--- start DATA FOR THIS EXERCISE ---

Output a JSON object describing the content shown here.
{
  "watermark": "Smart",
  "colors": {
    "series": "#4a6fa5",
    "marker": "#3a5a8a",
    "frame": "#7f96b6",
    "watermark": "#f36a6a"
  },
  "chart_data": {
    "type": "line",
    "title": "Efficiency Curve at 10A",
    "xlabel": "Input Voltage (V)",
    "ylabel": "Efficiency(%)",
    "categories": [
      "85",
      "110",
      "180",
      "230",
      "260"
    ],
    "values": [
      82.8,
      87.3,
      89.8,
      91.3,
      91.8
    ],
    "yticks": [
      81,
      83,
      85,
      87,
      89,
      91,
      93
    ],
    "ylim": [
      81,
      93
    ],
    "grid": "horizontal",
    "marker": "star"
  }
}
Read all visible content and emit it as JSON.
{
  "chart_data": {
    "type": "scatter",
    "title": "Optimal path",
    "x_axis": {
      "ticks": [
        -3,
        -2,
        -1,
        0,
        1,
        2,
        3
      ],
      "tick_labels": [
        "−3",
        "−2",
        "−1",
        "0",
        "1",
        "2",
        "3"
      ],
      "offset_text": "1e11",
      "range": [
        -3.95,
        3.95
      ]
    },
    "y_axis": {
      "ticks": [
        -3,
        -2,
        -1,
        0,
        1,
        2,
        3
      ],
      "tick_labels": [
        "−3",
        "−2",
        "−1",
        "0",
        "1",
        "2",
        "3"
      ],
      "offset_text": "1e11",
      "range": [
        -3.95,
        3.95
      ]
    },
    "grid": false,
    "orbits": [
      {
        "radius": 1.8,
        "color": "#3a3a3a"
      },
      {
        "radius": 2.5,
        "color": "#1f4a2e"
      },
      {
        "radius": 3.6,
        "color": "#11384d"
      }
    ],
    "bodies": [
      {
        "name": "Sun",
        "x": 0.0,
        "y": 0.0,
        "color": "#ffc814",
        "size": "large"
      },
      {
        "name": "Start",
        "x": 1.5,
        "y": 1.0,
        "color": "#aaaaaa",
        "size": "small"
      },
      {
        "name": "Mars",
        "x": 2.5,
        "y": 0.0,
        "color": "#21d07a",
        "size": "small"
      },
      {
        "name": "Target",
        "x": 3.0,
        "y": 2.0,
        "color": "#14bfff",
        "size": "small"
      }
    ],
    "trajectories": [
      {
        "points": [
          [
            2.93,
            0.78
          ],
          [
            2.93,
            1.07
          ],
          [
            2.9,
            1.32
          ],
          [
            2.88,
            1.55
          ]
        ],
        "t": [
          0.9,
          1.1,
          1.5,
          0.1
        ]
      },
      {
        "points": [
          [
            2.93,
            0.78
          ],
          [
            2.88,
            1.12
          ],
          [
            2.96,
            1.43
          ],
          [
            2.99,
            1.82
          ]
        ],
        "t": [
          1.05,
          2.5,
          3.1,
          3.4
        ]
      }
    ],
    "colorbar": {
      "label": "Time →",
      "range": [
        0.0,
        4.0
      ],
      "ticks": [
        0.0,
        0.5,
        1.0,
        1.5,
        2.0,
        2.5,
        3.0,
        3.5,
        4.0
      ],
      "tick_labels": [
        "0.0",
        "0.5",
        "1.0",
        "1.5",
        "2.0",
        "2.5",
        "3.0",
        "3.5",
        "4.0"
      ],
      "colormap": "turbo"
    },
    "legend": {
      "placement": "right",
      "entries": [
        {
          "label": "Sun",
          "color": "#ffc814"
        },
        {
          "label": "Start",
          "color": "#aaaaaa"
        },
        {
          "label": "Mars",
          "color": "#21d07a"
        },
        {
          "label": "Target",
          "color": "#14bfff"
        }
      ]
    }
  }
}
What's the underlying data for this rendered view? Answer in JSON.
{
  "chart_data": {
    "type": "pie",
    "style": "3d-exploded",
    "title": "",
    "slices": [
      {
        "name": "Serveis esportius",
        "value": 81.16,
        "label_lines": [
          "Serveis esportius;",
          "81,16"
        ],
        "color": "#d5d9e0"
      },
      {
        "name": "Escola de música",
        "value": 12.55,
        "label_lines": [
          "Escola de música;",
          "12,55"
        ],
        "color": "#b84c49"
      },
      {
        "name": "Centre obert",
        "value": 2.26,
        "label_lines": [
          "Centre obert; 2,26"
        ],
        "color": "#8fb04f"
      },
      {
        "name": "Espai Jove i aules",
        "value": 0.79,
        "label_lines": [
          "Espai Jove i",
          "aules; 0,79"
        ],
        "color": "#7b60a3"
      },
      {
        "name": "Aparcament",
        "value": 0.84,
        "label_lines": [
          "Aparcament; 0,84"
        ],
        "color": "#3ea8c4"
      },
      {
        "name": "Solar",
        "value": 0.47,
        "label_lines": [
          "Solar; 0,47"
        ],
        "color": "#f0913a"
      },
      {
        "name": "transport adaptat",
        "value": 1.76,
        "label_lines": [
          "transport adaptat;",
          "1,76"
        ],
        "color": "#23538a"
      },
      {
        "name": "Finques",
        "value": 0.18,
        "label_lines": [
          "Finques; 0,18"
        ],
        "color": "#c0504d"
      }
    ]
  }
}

--- end DATA FOR THIS EXERCISE ---

PROBLEM DETAILS: Copy out the material word for word and line for line.

ANSWER TO THIS PROBLEM:
Output a JSON object describing the content shown here.
{
  "watermark": "Smart",
  "colors": {
    "series": "#4a6fa5",
    "marker": "#3a5a8a",
    "frame": "#7f96b6",
    "watermark": "#f36a6a"
  },
  "chart_data": {
    "type": "line",
    "title": "Efficiency Curve at 10A",
    "xlabel": "Input Voltage (V)",
    "ylabel": "Efficiency(%)",
    "categories": [
      "85",
      "110",
      "180",
      "230",
      "260"
    ],
    "values": [
      82.8,
      87.3,
      89.8,
      91.3,
      91.8
    ],
    "yticks": [
      81,
      83,
      85,
      87,
      89,
      91,
      93
    ],
    "ylim": [
      81,
      93
    ],
    "grid": "horizontal",
    "marker": "star"
  }
}
Read all visible content and emit it as JSON.
{
  "chart_data": {
    "type": "scatter",
    "title": "Optimal path",
    "x_axis": {
      "ticks": [
        -3,
        -2,
        -1,
        0,
        1,
        2,
        3
      ],
      "tick_labels": [
        "−3",
        "−2",
        "−1",
        "0",
        "1",
        "2",
        "3"
      ],
      "offset_text": "1e11",
      "range": [
        -3.95,
        3.95
      ]
    },
    "y_axis": {
      "ticks": [
        -3,
        -2,
        -1,
        0,
        1,
        2,
        3
      ],
      "tick_labels": [
        "−3",
        "−2",
        "−1",
        "0",
        "1",
        "2",
        "3"
      ],
      "offset_text": "1e11",
      "range": [
        -3.95,
        3.95
      ]
    },
    "grid": false,
    "orbits": [
      {
        "radius": 1.8,
        "color": "#3a3a3a"
      },
      {
        "radius": 2.5,
        "color": "#1f4a2e"
      },
      {
        "radius": 3.6,
        "color": "#11384d"
      }
    ],
    "bodies": [
      {
        "name": "Sun",
        "x": 0.0,
        "y": 0.0,
        "color": "#ffc814",
        "size": "large"
      },
      {
        "name": "Start",
        "x": 1.5,
        "y": 1.0,
        "color": "#aaaaaa",
        "size": "small"
      },
      {
        "name": "Mars",
        "x": 2.5,
        "y": 0.0,
        "color": "#21d07a",
        "size": "small"
      },
      {
        "name": "Target",
        "x": 3.0,
        "y": 2.0,
        "color": "#14bfff",
        "size": "small"
      }
    ],
    "trajectories": [
      {
        "points": [
          [
            2.93,
            0.78
          ],
          [
            2.93,
            1.07
          ],
          [
            2.9,
            1.32
          ],
          [
            2.88,
            1.55
          ]
        ],
        "t": [
          0.9,
          1.1,
          1.5,
          0.1
        ]
      },
      {
        "points": [
          [
            2.93,
            0.78
          ],
          [
            2.88,
            1.12
          ],
          [
            2.96,
            1.43
          ],
          [
            2.99,
            1.82
          ]
        ],
        "t": [
          1.05,
          2.5,
          3.1,
          3.4
        ]
      }
    ],
    "colorbar": {
      "label": "Time →",
      "range": [
        0.0,
        4.0
      ],
      "ticks": [
        0.0,
        0.5,
        1.0,
        1.5,
        2.0,
        2.5,
        3.0,
        3.5,
        4.0
      ],
      "tick_labels": [
        "0.0",
        "0.5",
        "1.0",
        "1.5",
        "2.0",
        "2.5",
        "3.0",
        "3.5",
        "4.0"
      ],
      "colormap": "turbo"
    },
    "legend": {
      "placement": "right",
      "entries": [
        {
          "label": "Sun",
          "color": "#ffc814"
        },
        {
          "label": "Start",
          "color": "#aaaaaa"
        },
        {
          "label": "Mars",
          "color": "#21d07a"
        },
        {
          "label": "Target",
          "color": "#14bfff"
        }
      ]
    }
  }
}
What's the underlying data for this rendered view? Answer in JSON.
{
  "chart_data": {
    "type": "pie",
    "style": "3d-exploded",
    "title": "",
    "slices": [
      {
        "name": "Serveis esportius",
        "value": 81.16,
        "label_lines": [
          "Serveis esportius;",
          "81,16"
        ],
        "color": "#d5d9e0"
      },
      {
        "name": "Escola de música",
        "value": 12.55,
        "label_lines": [
          "Escola de música;",
          "12,55"
        ],
        "color": "#b84c49"
      },
      {
        "name": "Centre obert",
        "value": 2.26,
        "label_lines": [
          "Centre obert; 2,26"
        ],
        "color": "#8fb04f"
      },
      {
        "name": "Espai Jove i aules",
        "value": 0.79,
        "label_lines": [
          "Espai Jove i",
          "aules; 0,79"
        ],
        "color": "#7b60a3"
      },
      {
        "name": "Aparcament",
        "value": 0.84,
        "label_lines": [
          "Aparcament; 0,84"
        ],
        "color": "#3ea8c4"
      },
      {
        "name": "Solar",
        "value": 0.47,
        "label_lines": [
          "Solar; 0,47"
        ],
        "color": "#f0913a"
      },
      {
        "name": "transport adaptat",
        "value": 1.76,
        "label_lines": [
          "transport adaptat;",
          "1,76"
        ],
        "color": "#23538a"
      },
      {
        "name": "Finques",
        "value": 0.18,
        "label_lines": [
          "Finques; 0,18"
        ],
        "color": "#c0504d"
      }
    ]
  }
}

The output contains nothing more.